◆ **Instructions for the task**
Check each line of the data for "Year" and select those that have it.

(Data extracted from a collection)

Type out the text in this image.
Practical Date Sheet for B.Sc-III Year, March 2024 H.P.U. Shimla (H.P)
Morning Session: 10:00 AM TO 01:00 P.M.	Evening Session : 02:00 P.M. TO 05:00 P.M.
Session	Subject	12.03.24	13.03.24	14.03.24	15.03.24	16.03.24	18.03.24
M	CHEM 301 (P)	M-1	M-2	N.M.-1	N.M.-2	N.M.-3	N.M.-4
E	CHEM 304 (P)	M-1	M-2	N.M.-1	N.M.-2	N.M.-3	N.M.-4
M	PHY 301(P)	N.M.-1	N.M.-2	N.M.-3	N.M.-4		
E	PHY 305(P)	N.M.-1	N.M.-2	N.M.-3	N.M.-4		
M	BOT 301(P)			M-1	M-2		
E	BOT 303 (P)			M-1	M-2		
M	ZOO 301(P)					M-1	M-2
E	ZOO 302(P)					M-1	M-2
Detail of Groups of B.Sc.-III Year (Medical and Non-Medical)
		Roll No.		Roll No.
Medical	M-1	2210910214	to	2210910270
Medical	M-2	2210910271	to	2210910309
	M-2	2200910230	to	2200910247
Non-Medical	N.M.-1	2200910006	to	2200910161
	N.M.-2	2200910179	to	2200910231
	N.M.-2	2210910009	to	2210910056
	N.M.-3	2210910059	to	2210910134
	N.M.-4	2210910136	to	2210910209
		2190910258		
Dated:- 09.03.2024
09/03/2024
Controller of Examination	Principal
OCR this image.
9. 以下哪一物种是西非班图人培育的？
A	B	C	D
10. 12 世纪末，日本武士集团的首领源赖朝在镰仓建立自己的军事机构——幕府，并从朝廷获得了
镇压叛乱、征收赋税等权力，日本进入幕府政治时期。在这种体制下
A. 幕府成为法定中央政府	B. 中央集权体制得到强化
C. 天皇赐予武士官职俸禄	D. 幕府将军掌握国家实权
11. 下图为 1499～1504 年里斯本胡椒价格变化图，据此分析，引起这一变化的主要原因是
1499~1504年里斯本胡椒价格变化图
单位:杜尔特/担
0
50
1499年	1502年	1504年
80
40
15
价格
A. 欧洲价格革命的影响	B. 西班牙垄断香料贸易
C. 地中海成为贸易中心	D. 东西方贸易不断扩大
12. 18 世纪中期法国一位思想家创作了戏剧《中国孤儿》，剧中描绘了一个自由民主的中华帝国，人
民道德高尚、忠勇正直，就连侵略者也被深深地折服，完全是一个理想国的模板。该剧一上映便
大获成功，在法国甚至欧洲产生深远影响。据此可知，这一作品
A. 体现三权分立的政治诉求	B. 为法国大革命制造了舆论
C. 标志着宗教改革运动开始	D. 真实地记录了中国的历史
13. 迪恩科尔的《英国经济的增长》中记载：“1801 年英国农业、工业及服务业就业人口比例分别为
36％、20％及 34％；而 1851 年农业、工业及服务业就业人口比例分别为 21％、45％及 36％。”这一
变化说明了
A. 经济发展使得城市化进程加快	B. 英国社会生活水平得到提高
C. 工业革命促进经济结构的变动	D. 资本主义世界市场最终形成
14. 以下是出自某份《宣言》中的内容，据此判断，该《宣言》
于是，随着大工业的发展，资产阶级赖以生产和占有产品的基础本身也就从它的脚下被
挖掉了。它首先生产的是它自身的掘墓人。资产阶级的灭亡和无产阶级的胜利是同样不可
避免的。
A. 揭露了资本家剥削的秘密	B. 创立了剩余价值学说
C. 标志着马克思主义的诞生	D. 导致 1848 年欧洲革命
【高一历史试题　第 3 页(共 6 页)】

◆ **Solved exercise**
Practical Date Sheet for B.Sc-III Year, March 2024 H.P.U. Shimla (H.P)
Detail of Groups of B.Sc.-III Year (Medical and Non-Medical)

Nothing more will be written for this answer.